STORED ROWS —

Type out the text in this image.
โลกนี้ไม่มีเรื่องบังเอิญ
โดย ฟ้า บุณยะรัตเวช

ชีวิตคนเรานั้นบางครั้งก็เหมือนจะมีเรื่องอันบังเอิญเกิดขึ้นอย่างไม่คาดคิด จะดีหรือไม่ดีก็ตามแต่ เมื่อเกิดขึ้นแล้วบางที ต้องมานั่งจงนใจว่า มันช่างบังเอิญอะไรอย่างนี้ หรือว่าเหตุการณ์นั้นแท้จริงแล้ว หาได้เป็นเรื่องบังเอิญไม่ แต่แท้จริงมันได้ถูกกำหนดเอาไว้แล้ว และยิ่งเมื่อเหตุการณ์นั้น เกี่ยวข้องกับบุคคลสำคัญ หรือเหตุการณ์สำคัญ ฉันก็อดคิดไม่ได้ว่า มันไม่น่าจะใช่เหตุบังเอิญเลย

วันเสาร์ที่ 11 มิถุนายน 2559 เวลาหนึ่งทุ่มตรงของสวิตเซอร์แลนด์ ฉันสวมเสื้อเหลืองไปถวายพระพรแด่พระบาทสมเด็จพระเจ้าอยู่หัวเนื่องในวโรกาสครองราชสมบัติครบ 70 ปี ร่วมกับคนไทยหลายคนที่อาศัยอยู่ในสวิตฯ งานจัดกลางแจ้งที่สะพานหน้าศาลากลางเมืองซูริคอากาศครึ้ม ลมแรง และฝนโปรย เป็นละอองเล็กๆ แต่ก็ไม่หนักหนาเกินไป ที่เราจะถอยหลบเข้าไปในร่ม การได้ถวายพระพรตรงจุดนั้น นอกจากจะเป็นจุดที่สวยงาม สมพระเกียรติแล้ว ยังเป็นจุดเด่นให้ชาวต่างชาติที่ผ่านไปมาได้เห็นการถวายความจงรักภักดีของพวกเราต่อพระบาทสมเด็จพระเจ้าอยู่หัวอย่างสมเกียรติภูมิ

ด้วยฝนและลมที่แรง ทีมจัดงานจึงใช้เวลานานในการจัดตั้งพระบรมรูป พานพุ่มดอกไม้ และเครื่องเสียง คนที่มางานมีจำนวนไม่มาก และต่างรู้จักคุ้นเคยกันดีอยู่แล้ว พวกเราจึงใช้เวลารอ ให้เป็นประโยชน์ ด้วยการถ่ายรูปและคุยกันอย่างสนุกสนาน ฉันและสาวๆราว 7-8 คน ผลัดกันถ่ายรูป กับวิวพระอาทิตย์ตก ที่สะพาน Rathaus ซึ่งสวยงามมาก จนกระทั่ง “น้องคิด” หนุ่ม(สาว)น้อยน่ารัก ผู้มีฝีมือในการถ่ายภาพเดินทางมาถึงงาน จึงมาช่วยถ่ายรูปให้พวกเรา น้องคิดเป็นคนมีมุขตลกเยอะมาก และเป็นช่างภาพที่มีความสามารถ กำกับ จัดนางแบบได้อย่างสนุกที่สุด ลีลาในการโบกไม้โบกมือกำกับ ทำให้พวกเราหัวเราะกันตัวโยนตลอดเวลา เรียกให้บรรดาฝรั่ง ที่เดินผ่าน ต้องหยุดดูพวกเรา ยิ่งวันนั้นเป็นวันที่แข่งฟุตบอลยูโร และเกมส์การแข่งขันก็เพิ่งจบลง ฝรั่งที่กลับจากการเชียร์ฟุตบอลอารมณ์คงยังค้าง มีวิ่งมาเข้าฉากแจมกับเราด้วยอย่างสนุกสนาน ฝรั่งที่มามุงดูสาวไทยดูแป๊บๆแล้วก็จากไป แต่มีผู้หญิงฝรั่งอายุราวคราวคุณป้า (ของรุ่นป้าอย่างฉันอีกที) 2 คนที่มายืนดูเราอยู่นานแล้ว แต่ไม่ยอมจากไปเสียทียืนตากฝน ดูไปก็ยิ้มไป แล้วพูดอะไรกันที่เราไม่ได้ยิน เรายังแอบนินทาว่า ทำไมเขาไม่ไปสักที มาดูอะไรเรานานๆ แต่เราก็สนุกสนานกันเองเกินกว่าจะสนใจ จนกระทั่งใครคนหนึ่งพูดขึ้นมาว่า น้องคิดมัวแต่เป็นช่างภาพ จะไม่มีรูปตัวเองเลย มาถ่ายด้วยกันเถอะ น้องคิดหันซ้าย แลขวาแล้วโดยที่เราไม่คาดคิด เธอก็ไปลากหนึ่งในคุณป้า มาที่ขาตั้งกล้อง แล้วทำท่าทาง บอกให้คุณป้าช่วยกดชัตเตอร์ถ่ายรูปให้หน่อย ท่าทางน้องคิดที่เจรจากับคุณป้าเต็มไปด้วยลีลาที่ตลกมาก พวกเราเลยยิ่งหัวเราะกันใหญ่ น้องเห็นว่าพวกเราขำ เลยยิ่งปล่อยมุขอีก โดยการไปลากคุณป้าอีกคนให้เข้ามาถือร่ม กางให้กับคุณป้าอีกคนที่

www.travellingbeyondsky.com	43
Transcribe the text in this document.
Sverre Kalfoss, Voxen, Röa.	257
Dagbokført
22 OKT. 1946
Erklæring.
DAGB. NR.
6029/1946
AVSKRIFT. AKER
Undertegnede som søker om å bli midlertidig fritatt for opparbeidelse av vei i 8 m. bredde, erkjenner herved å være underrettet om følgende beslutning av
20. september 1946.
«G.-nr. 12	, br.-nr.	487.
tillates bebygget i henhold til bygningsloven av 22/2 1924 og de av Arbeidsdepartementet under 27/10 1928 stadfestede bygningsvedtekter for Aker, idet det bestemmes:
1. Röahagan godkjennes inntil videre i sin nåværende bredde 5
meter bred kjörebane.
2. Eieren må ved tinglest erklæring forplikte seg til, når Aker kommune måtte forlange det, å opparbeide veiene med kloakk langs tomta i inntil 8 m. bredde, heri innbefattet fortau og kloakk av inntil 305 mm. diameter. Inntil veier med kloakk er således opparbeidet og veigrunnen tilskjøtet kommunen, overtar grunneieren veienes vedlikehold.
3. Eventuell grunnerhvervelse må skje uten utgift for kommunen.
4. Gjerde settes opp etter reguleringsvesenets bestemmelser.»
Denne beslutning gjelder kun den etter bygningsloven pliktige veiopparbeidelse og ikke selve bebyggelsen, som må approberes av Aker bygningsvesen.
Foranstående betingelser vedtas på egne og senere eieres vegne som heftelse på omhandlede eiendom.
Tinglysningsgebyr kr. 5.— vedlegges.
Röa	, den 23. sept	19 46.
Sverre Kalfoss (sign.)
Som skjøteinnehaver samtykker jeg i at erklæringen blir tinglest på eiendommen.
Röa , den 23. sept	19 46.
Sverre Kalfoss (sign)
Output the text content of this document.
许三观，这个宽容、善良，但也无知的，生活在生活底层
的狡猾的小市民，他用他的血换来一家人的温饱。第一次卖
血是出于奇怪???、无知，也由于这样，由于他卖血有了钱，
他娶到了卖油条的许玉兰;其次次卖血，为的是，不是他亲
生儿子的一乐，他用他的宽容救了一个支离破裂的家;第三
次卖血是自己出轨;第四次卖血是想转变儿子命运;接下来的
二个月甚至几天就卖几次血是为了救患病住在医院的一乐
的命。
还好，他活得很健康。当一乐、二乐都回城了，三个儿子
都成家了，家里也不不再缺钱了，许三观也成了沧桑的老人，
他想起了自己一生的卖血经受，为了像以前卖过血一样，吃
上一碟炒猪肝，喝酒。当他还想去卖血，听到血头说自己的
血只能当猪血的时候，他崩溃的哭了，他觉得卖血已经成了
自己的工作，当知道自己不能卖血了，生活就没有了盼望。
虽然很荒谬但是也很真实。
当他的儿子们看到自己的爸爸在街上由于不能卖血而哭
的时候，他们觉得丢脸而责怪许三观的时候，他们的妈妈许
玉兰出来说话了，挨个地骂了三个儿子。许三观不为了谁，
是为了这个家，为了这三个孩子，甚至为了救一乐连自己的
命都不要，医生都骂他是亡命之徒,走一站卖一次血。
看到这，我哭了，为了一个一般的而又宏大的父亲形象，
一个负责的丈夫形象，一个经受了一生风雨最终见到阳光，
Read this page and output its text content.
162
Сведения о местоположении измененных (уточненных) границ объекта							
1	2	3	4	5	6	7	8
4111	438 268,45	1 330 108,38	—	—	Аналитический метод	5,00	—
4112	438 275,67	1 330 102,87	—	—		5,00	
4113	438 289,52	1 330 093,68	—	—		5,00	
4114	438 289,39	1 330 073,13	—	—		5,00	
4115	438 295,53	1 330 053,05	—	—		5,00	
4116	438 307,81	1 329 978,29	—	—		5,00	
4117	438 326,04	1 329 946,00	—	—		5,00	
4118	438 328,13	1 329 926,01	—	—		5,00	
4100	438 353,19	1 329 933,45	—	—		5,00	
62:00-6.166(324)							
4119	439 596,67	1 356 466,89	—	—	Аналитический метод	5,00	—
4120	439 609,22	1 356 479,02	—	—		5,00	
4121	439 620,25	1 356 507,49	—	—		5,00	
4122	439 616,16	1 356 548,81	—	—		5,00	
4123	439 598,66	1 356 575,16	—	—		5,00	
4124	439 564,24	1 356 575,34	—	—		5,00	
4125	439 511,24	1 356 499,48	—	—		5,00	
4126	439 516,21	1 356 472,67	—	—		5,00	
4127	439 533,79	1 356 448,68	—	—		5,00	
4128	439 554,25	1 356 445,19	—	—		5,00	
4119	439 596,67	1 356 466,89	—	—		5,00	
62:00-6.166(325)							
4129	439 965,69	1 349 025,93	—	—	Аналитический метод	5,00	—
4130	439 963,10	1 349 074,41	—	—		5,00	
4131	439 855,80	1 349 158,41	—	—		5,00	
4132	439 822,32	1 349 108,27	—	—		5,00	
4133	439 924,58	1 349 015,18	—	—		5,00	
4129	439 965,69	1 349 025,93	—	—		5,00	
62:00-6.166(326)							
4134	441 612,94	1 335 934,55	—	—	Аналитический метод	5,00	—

TASK TO COMPLETE — Gather up the lines that contain the word "метод".

CORRECT OUTPUT —
4111	438 268,45	1 330 108,38	—	—	Аналитический метод	5,00	—
4119	439 596,67	1 356 466,89	—	—	Аналитический метод	5,00	—
4129	439 965,69	1 349 025,93	—	—	Аналитический метод	5,00	—
4134	441 612,94	1 335 934,55	—	—	Аналитический метод	5,00	—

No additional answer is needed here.